* **What to work on**:
A – Summarize the post on Micah in two sentences.
B – Transcribe word for word the portion of the post on Micah from "The women of" up to and including "hold it tight.".

I was reading Micah today. I was particularly struck by this chunk:
“Do not preach”—thus they preach—
“one should not preach of such things;
disgrace will not overtake us.”
Should this be said, O house of Jacob?
Has the LORD grown impatient?
Are these his deeds?
Do not my words do good
to him who walks uprightly?
But lately my people have risen up as an enemy;
you strip the rich robe from those who pass by trustingly
with no thought of war.
The women of my people you drive out
from their delightful houses;
from their young children you take away
my splendor forever.
Arise and go,
for this is no place to rest,
because of uncleanness that destroys
with a grievous destruction.
If a man should go about and utter wind and lies,
saying, “I will preach to you of wine and strong drink,”
he would be the preacher for this people!
(Micah 2:6-11 ESV)
It’s so similar to the kinds of things you come across in the New Testament. False teachers and prophets coming in, and gaining acceptance because they have a popular message. People with itching ears, who allow fallacy to slip between the cracks. The early church and leaders (e.g. Timothy) get it hammered into them by Paul – don’t let God’s truth get compromised. Gird it up, hold it tight.
This case is classic; Isaiah, Jeremiah and a bunch of other prophets experience it as well. They come along with a word from God, and they are hated for it. I just read a bunch of these stories where kings tried to kill Elisha because he didn’t prophesy favourably for them. It also goes back to Balaam.
That’s not all, folks. This pattern of truth-rejection, or replacement (what we might call itchy-ear syndrome) seems to be something all humans hold dearly. Most people would agree that lies are bad. But then most would say that white lies are ok. This is problematic, but I’m not going to comment on when tact becomes deceit. The whole concept of the white lie is founded upon the notion that sometimes, truth is less satisfactory than what we want to hear.
Ok, sure. White lies. They’re a little hazy. So what? Humanity, even in tiny things, is distorted. The truth vs. desire disjuncture is rooted in our nature – we all want to make it about ourselves, to serve ourselves, to satisfy ourselves. Perhaps satiate is a good word; to fill those yearnings for satisfaction with ourselves. It seems like an overstatement, but I think that it gets in the back door far too easily. We prefer to make it about ourselves than about reality.
If you look back to the fall, in fact, then you see the same thing. What convinces Eve (and Adam) to disobey God? In accepting the Serpent’s words, they are accepting a flawed, convoluted message. This message is focused around the people (not God or reality), and tells them something they want to hear. The fall occurs because of itchy-ear syndrome.

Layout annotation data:
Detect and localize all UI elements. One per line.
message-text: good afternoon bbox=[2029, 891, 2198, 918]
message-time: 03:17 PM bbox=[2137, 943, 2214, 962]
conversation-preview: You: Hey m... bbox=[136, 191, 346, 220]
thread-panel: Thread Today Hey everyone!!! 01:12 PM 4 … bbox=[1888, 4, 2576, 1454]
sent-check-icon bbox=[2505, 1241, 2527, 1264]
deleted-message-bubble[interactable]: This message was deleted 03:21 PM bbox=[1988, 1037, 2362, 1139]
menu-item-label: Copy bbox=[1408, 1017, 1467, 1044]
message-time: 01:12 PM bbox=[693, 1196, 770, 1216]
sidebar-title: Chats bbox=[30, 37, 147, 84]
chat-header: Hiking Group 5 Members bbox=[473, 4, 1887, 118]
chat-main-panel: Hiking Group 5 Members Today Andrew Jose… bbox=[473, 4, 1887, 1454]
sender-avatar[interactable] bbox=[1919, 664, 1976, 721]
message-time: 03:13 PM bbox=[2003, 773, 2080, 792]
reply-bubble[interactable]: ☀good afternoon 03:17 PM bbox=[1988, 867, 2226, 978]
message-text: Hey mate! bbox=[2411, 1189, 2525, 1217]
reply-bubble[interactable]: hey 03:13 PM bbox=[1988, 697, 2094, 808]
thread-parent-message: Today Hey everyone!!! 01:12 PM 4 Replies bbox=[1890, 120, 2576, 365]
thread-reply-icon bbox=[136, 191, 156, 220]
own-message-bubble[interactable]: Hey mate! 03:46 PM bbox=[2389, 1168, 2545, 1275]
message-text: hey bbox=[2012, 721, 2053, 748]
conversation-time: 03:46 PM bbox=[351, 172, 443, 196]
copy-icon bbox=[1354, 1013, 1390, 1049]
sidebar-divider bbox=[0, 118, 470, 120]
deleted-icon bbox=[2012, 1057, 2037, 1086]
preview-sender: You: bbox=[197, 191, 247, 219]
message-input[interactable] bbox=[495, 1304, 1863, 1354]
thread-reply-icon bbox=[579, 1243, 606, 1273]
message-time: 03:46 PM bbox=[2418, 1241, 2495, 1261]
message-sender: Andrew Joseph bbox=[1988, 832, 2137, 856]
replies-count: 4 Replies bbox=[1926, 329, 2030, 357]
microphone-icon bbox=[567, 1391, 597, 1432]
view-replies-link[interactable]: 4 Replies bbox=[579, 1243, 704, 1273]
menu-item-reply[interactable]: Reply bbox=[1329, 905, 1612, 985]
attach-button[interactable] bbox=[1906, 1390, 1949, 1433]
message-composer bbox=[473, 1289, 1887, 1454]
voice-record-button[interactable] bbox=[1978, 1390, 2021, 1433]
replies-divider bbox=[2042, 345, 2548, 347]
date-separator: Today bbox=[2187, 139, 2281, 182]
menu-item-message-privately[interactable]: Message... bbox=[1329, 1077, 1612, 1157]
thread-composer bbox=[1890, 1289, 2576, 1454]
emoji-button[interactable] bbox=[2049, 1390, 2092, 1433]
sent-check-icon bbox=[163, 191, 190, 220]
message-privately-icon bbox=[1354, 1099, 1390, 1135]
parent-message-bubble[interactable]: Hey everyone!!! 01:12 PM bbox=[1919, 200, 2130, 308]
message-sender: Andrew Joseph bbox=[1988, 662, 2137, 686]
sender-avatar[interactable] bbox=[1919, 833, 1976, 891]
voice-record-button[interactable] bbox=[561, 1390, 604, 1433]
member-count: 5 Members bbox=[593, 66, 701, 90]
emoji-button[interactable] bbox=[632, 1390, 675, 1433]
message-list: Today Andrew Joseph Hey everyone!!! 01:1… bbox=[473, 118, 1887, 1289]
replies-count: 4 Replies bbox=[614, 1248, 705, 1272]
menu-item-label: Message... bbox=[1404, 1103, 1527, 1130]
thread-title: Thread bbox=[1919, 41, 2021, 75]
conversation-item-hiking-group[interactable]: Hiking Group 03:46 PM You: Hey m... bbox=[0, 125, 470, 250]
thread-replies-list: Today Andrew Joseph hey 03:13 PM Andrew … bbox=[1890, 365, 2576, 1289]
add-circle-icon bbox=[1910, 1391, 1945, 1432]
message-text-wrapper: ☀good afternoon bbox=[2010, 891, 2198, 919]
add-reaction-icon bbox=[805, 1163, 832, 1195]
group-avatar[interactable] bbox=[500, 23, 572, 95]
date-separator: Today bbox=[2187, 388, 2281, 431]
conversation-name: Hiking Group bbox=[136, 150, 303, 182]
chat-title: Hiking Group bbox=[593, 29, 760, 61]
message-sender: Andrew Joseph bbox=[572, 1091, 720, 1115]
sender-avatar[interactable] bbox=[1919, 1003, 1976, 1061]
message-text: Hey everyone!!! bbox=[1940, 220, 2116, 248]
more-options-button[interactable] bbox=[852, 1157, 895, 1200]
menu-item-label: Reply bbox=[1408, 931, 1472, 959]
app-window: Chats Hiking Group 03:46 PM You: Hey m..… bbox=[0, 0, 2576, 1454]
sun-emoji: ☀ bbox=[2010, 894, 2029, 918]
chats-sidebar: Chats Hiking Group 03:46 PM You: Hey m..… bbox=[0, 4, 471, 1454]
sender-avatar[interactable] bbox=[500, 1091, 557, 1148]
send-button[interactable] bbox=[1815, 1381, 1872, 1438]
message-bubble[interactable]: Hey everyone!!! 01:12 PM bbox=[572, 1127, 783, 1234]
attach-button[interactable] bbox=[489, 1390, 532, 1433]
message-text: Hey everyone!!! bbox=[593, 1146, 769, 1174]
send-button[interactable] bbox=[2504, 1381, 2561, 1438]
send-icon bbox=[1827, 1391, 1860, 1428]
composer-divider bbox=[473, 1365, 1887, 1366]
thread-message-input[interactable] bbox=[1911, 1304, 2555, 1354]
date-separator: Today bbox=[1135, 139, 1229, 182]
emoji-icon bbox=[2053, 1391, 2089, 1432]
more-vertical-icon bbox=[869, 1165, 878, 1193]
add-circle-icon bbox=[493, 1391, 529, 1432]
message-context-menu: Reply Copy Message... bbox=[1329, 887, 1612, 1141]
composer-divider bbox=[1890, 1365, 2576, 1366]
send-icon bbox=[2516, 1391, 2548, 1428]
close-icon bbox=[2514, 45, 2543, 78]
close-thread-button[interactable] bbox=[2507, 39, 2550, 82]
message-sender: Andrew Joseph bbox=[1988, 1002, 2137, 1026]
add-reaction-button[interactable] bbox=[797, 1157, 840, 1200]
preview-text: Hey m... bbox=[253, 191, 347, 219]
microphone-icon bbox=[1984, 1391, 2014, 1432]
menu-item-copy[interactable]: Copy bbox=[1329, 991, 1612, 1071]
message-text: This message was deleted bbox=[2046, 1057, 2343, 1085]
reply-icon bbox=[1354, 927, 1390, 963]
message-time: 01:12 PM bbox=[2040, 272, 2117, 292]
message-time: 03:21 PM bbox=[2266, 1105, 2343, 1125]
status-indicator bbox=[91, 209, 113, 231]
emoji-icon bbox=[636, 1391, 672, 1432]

* **Answers below**:
A – The author quotes Micah 2:6-11 and likens its picture of people who reject true preaching in favor of a preacher of wine and strong drink to New Testament warnings about false teachers gaining acceptance through popular messages, and to prophets such as Isaiah and Jeremiah, who were hated for bringing a word from God. The author calls this pattern "itchy-ear syndrome," sees it even in the acceptance of white lies, roots it in a human nature that prefers self over reality, and traces it back to the fall, when Eve and Adam accepted the Serpent's self-focused message.

B –
The women of my people you drive out
from their delightful houses;
from their young children you take away
my splendor forever.
Arise and go,
for this is no place to rest,
because of uncleanness that destroys
with a grievous destruction.
If a man should go about and utter wind and lies,
saying, “I will preach to you of wine and strong drink,”
he would be the preacher for this people!
(Micah 2:6-11 ESV)
It’s so similar to the kinds of things you come across in the New Testament. False teachers and prophets coming in, and gaining acceptance because they have a popular message. People with itching ears, who allow fallacy to slip between the cracks. The early church and leaders (e.g. Timothy) get it hammered into them by Paul – don’t let God’s truth get compromised. Gird it up, hold it tight.